* _Problem statement_
Take every line from the listing below that includes "данных" and copy it.

* _Task data_
—————

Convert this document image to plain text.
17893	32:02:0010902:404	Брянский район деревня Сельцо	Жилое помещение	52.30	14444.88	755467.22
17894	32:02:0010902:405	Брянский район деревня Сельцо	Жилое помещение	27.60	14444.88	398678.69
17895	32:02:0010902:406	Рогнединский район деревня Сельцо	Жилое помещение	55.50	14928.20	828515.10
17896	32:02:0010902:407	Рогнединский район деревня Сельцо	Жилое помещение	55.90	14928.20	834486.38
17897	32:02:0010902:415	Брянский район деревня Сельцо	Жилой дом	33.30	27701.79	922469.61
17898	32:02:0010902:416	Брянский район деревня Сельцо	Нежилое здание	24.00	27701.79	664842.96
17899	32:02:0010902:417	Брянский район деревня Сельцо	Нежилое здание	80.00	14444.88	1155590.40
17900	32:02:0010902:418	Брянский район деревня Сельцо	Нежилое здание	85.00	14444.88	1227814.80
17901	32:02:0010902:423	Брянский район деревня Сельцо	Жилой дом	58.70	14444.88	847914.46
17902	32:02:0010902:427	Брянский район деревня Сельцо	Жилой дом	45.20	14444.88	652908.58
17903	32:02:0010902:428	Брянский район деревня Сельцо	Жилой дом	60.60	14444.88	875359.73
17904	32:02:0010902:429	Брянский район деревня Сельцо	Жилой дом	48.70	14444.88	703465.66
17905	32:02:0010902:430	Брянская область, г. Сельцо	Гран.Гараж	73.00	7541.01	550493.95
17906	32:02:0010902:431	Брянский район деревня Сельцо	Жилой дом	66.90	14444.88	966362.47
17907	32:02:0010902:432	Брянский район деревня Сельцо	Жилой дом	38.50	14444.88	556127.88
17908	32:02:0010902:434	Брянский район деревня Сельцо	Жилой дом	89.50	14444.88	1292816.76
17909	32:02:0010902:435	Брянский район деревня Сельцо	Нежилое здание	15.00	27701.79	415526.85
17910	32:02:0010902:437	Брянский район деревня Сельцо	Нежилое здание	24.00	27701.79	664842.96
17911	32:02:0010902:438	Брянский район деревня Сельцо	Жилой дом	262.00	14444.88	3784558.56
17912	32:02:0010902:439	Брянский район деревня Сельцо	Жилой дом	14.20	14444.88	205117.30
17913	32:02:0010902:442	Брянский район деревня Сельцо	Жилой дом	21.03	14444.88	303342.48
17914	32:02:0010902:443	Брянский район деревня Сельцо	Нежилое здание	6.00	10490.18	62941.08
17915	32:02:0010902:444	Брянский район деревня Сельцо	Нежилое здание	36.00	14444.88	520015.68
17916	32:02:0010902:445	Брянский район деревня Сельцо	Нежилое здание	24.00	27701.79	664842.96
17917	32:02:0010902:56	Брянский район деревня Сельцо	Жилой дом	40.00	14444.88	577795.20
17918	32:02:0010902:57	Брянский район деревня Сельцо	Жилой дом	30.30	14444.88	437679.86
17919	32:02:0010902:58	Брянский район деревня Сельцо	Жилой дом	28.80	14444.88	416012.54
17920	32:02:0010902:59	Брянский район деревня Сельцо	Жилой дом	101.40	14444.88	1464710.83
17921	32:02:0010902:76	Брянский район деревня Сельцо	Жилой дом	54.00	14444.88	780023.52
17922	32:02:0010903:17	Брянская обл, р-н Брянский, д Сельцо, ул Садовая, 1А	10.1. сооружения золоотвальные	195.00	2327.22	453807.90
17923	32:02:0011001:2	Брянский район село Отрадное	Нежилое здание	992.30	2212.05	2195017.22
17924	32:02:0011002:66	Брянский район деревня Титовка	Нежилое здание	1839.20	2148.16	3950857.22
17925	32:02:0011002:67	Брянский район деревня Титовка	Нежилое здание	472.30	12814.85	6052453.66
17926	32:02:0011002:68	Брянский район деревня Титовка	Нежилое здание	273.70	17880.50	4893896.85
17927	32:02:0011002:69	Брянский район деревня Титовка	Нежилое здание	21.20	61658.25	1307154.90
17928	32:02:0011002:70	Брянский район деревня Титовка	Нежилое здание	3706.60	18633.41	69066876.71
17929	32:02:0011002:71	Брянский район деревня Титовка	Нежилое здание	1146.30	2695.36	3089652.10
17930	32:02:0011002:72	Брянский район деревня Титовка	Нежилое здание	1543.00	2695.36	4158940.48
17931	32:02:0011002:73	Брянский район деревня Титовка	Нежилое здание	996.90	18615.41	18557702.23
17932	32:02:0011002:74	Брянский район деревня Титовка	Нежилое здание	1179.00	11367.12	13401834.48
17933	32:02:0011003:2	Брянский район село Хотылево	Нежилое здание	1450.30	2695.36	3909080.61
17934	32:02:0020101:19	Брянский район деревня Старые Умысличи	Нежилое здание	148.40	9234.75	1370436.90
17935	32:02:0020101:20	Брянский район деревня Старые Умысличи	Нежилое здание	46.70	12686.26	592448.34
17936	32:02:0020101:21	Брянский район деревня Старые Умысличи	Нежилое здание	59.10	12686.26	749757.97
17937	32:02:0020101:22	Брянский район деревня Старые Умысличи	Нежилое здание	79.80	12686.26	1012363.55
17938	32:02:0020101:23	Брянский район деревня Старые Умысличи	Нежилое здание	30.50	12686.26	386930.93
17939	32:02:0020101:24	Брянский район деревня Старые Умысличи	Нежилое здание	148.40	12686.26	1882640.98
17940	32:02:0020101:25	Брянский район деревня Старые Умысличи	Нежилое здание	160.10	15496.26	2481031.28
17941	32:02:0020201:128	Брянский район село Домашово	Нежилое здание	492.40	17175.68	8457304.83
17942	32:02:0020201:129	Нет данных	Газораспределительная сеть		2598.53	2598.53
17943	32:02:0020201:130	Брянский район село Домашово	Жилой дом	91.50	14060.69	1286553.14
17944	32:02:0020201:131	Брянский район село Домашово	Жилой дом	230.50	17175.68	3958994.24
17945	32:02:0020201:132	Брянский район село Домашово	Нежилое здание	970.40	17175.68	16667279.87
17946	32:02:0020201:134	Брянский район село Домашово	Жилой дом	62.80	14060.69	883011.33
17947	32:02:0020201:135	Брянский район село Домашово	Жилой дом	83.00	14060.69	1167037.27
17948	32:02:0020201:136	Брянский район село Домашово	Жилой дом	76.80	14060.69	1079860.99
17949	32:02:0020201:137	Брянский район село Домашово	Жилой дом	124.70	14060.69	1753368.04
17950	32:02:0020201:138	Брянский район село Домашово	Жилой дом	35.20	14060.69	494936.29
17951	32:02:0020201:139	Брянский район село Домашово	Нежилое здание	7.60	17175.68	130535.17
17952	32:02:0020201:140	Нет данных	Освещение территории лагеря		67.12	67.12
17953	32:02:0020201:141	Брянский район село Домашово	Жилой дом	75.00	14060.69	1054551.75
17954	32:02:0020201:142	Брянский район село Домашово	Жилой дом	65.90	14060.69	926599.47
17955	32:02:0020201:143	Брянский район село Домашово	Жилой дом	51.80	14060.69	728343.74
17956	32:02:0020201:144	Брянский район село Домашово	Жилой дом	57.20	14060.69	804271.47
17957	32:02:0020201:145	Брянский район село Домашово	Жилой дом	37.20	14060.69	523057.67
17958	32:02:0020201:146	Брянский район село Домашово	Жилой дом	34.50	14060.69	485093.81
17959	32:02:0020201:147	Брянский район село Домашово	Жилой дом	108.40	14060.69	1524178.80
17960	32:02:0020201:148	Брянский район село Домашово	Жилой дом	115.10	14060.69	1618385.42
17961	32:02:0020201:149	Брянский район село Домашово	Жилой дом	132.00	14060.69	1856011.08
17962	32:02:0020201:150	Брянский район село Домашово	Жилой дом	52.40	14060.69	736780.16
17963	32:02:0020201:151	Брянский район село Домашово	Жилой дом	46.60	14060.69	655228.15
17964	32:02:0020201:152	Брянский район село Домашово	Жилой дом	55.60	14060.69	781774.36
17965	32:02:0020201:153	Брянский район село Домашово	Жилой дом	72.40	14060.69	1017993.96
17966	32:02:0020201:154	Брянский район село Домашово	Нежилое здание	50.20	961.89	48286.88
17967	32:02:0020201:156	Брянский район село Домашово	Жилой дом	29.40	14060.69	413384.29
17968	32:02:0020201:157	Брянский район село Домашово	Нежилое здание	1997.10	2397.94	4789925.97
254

—————

* _Output of the task_
17942	32:02:0020201:129	Нет данных	Газораспределительная сеть		2598.53	2598.53
17952	32:02:0020201:140	Нет данных	Освещение территории лагеря		67.12	67.12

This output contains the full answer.